== WHAT YOU HAVE TO DO ==
Transcribe all of the records word for word, but omit the pictures.

== RECORDS FOR THIS EXERCISE ==
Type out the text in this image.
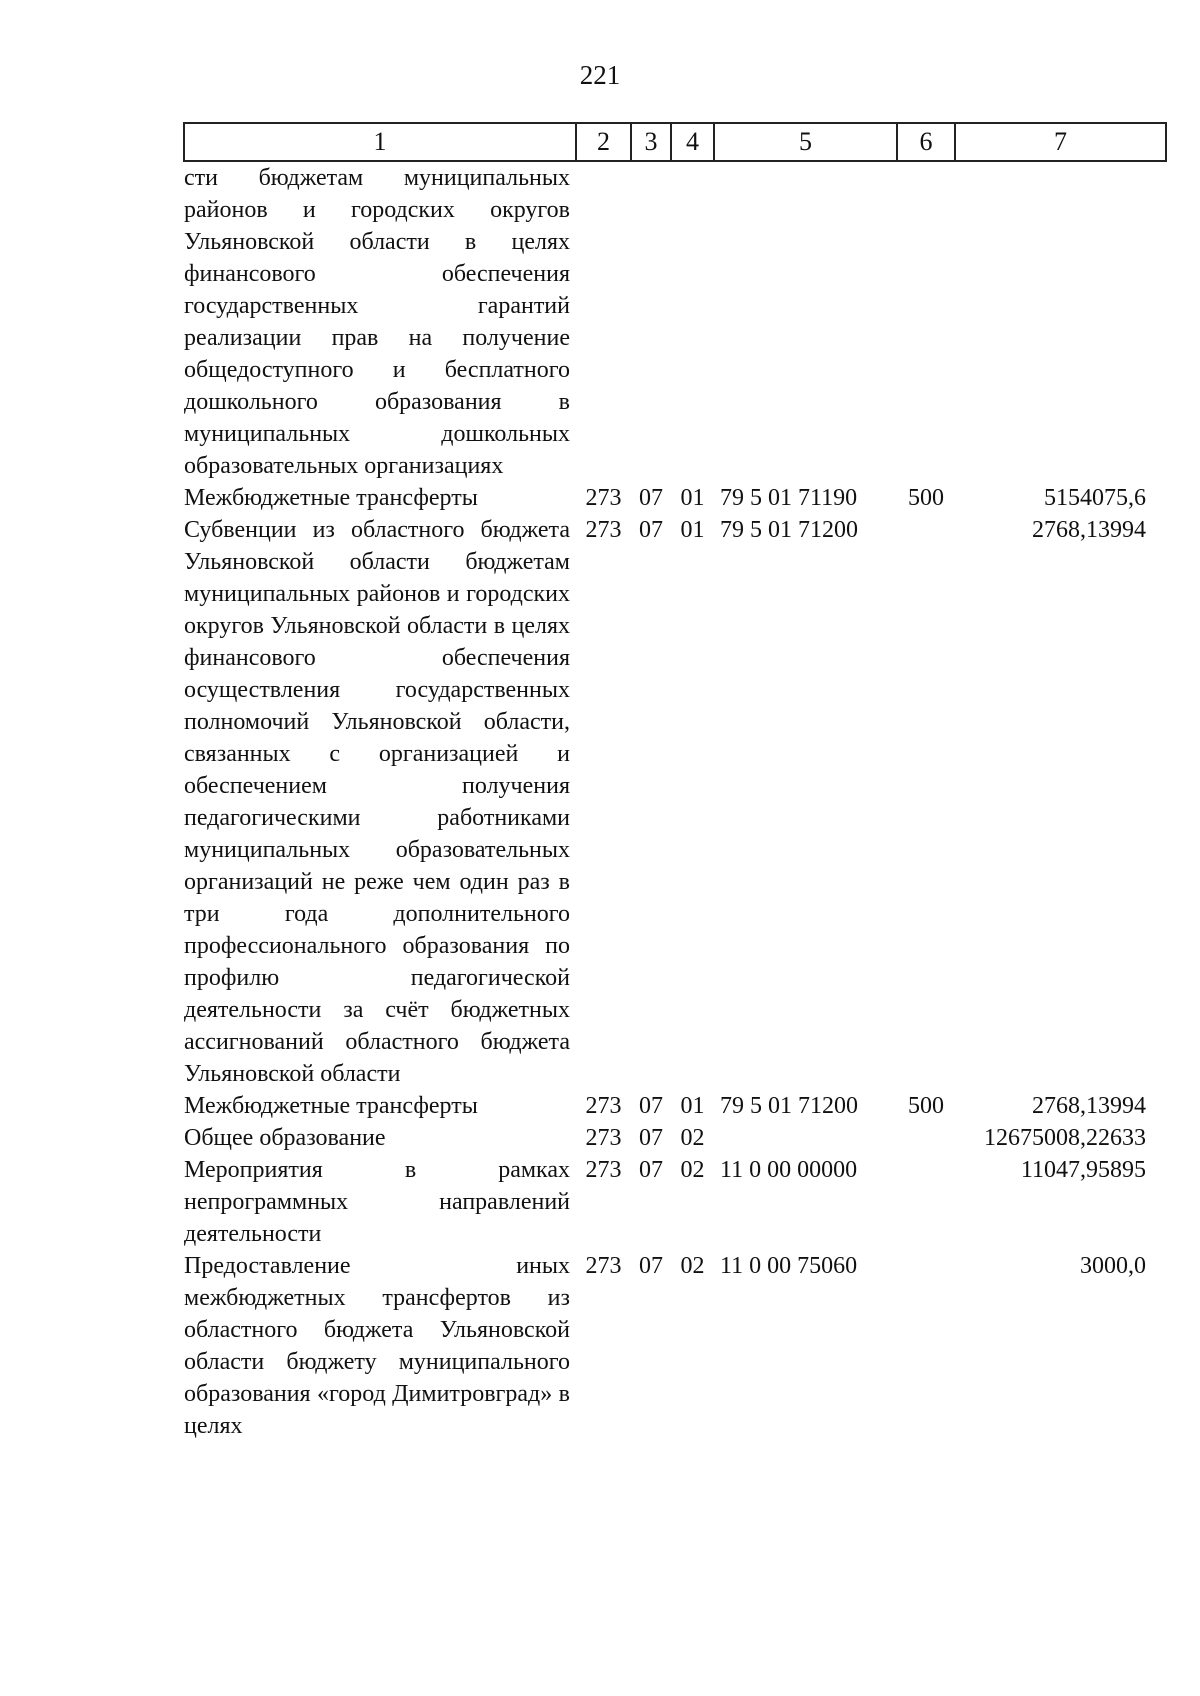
221
1	2	3	4	5	6	7
сти бюджетам муниципальных районов и городских округов Ульяновской области в целях финансового обеспечения государственных гарантий реализации прав на получение общедоступного и бесплатного дошкольного образования в муниципальных дошкольных образовательных организациях						
Межбюджетные трансферты	273	07	01	79 5 01 71190	500	5154075,6
Субвенции из областного бюджета Ульяновской области бюджетам муниципальных районов и городских округов Ульяновской области в целях финансового обеспечения осуществления государственных полномочий Ульяновской области, связанных с организацией и обеспечением получения педагогическими работниками муниципальных образовательных организаций не реже чем один раз в три года дополнительного профессионального образования по профилю педагогической деятельности за счёт бюджетных ассигнований областного бюджета Ульяновской области	273	07	01	79 5 01 71200		2768,13994
Межбюджетные трансферты	273	07	01	79 5 01 71200	500	2768,13994
Общее образование	273	07	02			12675008,22633
Мероприятия в рамках непрограммных направлений деятельности	273	07	02	11 0 00 00000		11047,95895
Предоставление иных межбюджетных трансфертов из областного бюджета Ульяновской области бюджету муниципального образования «город Димитровград» в целях	273	07	02	11 0 00 75060		3000,0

== WRITTEN RESPONSE ==
Type out the text in this image.
221
1	2	3	4	5	6	7
сти бюджетам муниципальных районов и городских округов Ульяновской области в целях финансового обеспечения государственных гарантий реализации прав на получение общедоступного и бесплатного дошкольного образования в муниципальных дошкольных образовательных организациях						
Межбюджетные трансферты	273	07	01	79 5 01 71190	500	5154075,6
Субвенции из областного бюджета Ульяновской области бюджетам муниципальных районов и городских округов Ульяновской области в целях финансового обеспечения осуществления государственных полномочий Ульяновской области, связанных с организацией и обеспечением получения педагогическими работниками муниципальных образовательных организаций не реже чем один раз в три года дополнительного профессионального образования по профилю педагогической деятельности за счёт бюджетных ассигнований областного бюджета Ульяновской области	273	07	01	79 5 01 71200		2768,13994
Межбюджетные трансферты	273	07	01	79 5 01 71200	500	2768,13994
Общее образование	273	07	02			12675008,22633
Мероприятия в рамках непрограммных направлений деятельности	273	07	02	11 0 00 00000		11047,95895
Предоставление иных межбюджетных трансфертов из областного бюджета Ульяновской области бюджету муниципального образования «город Димитровград» в целях	273	07	02	11 0 00 75060		3000,0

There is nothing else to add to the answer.